▸ GOAL: Each line that holds the word "explanation" should be returned.

(Saved entries)
_ _ _ _
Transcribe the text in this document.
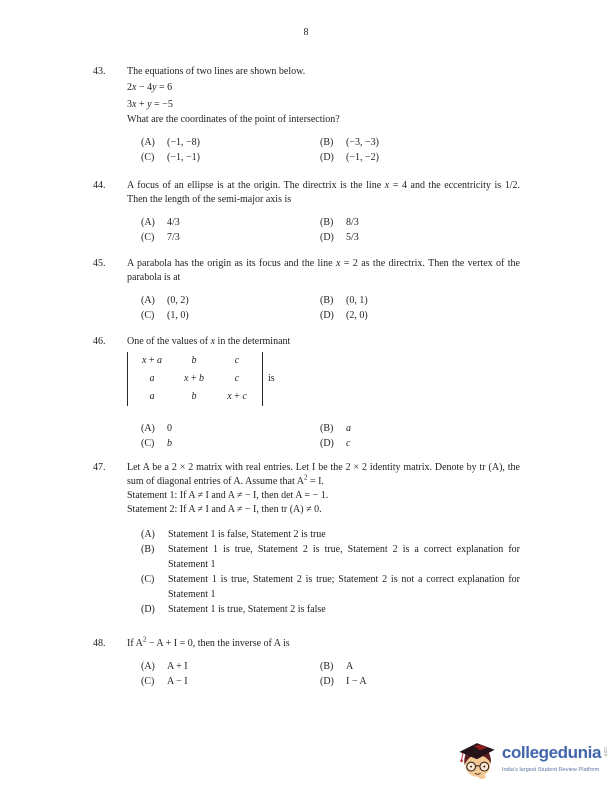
8
43.	The equations of two lines are shown below.

2x − 4y = 6
3x + y = −5

What are the coordinates of the point of intersection?

(A)	(−1, −8)	(B)	(−3, −3)
(C)	(−1, −1)	(D)	(−1, −2)
44.	A focus of an ellipse is at the origin. The directrix is the line x = 4 and the eccentricity is 1/2. Then the length of the semi-major axis is

(A)	4/3	(B)	8/3
(C)	7/3	(D)	5/3
45.	A parabola has the origin as its focus and the line x = 2 as the directrix. Then the vertex of the parabola is at

(A)	(0, 2)	(B)	(0, 1)
(C)	(1, 0)	(D)	(2, 0)
46.	One of the values of x in the determinant

x + a	b	c
a	x + b	c
a	b	x + c
is
(A)	0	(B)	a
(C)	b	(D)	c
47.	Let A be a 2 × 2 matrix with real entries. Let I be the 2 × 2 identity matrix. Denote by tr (A), the sum of diagonal entries of A. Assume that $A^2 = I$.

Statement 1: If A ≠ I and A ≠ − I, then det A = − 1.

Statement 2: If A ≠ I and A ≠ − I, then tr (A) ≠ 0.

(A)	Statement 1 is false, Statement 2 is true
(B)	Statement 1 is true, Statement 2 is true, Statement 2 is a correct explanation for Statement 1
(C)	Statement 1 is true, Statement 2 is true; Statement 2 is not a correct explanation for Statement 1
(D)	Statement 1 is true, Statement 2 is false
48.	If $A^2 - A + I = 0$, then the inverse of A is

(A)	A + I	(B)	A
(C)	A − I	(D)	I − A
collegedunia com
India's largest Student Review Platform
_ _ _ _
▸ FULL OUTPUT:
(B)	Statement 1 is true, Statement 2 is true, Statement 2 is a correct explanation for Statement 1
(C)	Statement 1 is true, Statement 2 is true; Statement 2 is not a correct explanation for Statement 1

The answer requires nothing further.